==== RECORDS SUPPLIED

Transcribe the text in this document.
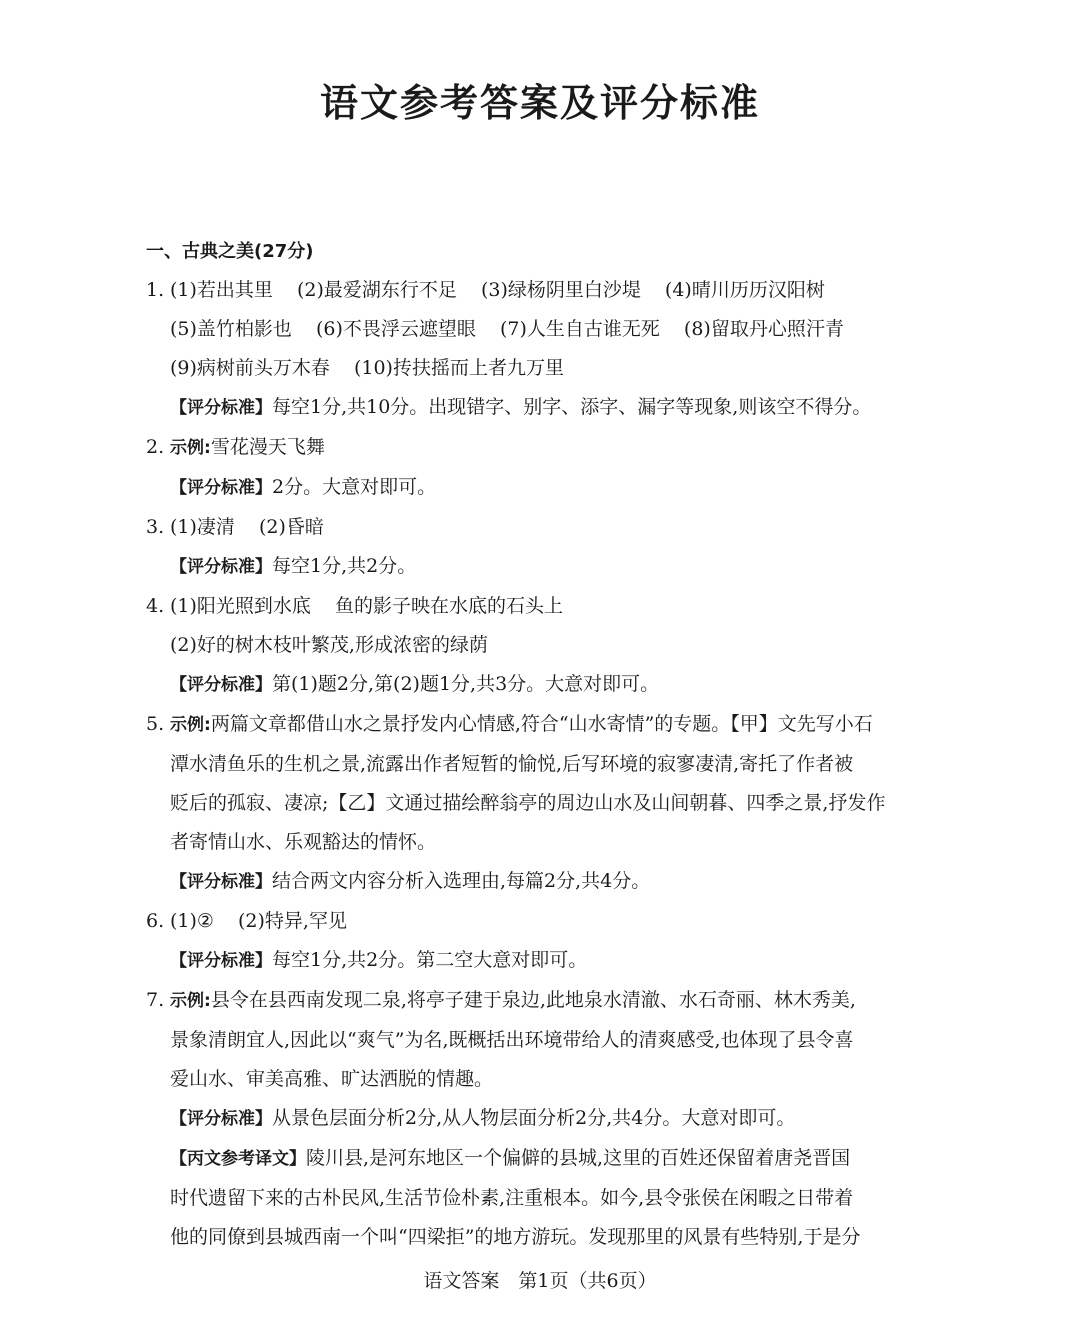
语文参考答案及评分标准
一、古典之美(27分)
1. (1)若出其里 (2)最爱湖东行不足 (3)绿杨阴里白沙堤 (4)晴川历历汉阳树
(5)盖竹柏影也 (6)不畏浮云遮望眼 (7)人生自古谁无死 (8)留取丹心照汗青
(9)病树前头万木春 (10)抟扶摇而上者九万里
【评分标准】每空1分,共10分。出现错字、别字、添字、漏字等现象,则该空不得分。
2. 示例:雪花漫天飞舞
【评分标准】2分。大意对即可。
3. (1)凄清 (2)昏暗
【评分标准】每空1分,共2分。
4. (1)阳光照到水底 鱼的影子映在水底的石头上
(2)好的树木枝叶繁茂,形成浓密的绿荫
【评分标准】第(1)题2分,第(2)题1分,共3分。大意对即可。
5. 示例:两篇文章都借山水之景抒发内心情感,符合“山水寄情”的专题。【甲】文先写小石
潭水清鱼乐的生机之景,流露出作者短暂的愉悦,后写环境的寂寥凄清,寄托了作者被
贬后的孤寂、凄凉;【乙】文通过描绘醉翁亭的周边山水及山间朝暮、四季之景,抒发作
者寄情山水、乐观豁达的情怀。
【评分标准】结合两文内容分析入选理由,每篇2分,共4分。
6. (1)② (2)特异,罕见
【评分标准】每空1分,共2分。第二空大意对即可。
7. 示例:县令在县西南发现二泉,将亭子建于泉边,此地泉水清澈、水石奇丽、林木秀美,
景象清朗宜人,因此以“爽气”为名,既概括出环境带给人的清爽感受,也体现了县令喜
爱山水、审美高雅、旷达洒脱的情趣。
【评分标准】从景色层面分析2分,从人物层面分析2分,共4分。大意对即可。
【丙文参考译文】陵川县,是河东地区一个偏僻的县城,这里的百姓还保留着唐尧晋国
时代遗留下来的古朴民风,生活节俭朴素,注重根本。如今,县令张侯在闲暇之日带着
他的同僚到县城西南一个叫“四梁拒”的地方游玩。发现那里的风景有些特别,于是分
语文答案　第1页（共6页）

========

→ WHAT TO PRODUCE
Skip the pictures, then retype every line above exactly.

→ FULL ANSWER
Transcribe the text in this document.
语文参考答案及评分标准
一、古典之美(27分)
1. (1)若出其里 (2)最爱湖东行不足 (3)绿杨阴里白沙堤 (4)晴川历历汉阳树
(5)盖竹柏影也 (6)不畏浮云遮望眼 (7)人生自古谁无死 (8)留取丹心照汗青
(9)病树前头万木春 (10)抟扶摇而上者九万里
【评分标准】每空1分,共10分。出现错字、别字、添字、漏字等现象,则该空不得分。
2. 示例:雪花漫天飞舞
【评分标准】2分。大意对即可。
3. (1)凄清 (2)昏暗
【评分标准】每空1分,共2分。
4. (1)阳光照到水底 鱼的影子映在水底的石头上
(2)好的树木枝叶繁茂,形成浓密的绿荫
【评分标准】第(1)题2分,第(2)题1分,共3分。大意对即可。
5. 示例:两篇文章都借山水之景抒发内心情感,符合“山水寄情”的专题。【甲】文先写小石
潭水清鱼乐的生机之景,流露出作者短暂的愉悦,后写环境的寂寥凄清,寄托了作者被
贬后的孤寂、凄凉;【乙】文通过描绘醉翁亭的周边山水及山间朝暮、四季之景,抒发作
者寄情山水、乐观豁达的情怀。
【评分标准】结合两文内容分析入选理由,每篇2分,共4分。
6. (1)② (2)特异,罕见
【评分标准】每空1分,共2分。第二空大意对即可。
7. 示例:县令在县西南发现二泉,将亭子建于泉边,此地泉水清澈、水石奇丽、林木秀美,
景象清朗宜人,因此以“爽气”为名,既概括出环境带给人的清爽感受,也体现了县令喜
爱山水、审美高雅、旷达洒脱的情趣。
【评分标准】从景色层面分析2分,从人物层面分析2分,共4分。大意对即可。
【丙文参考译文】陵川县,是河东地区一个偏僻的县城,这里的百姓还保留着唐尧晋国
时代遗留下来的古朴民风,生活节俭朴素,注重根本。如今,县令张侯在闲暇之日带着
他的同僚到县城西南一个叫“四梁拒”的地方游玩。发现那里的风景有些特别,于是分
语文答案　第1页（共6页）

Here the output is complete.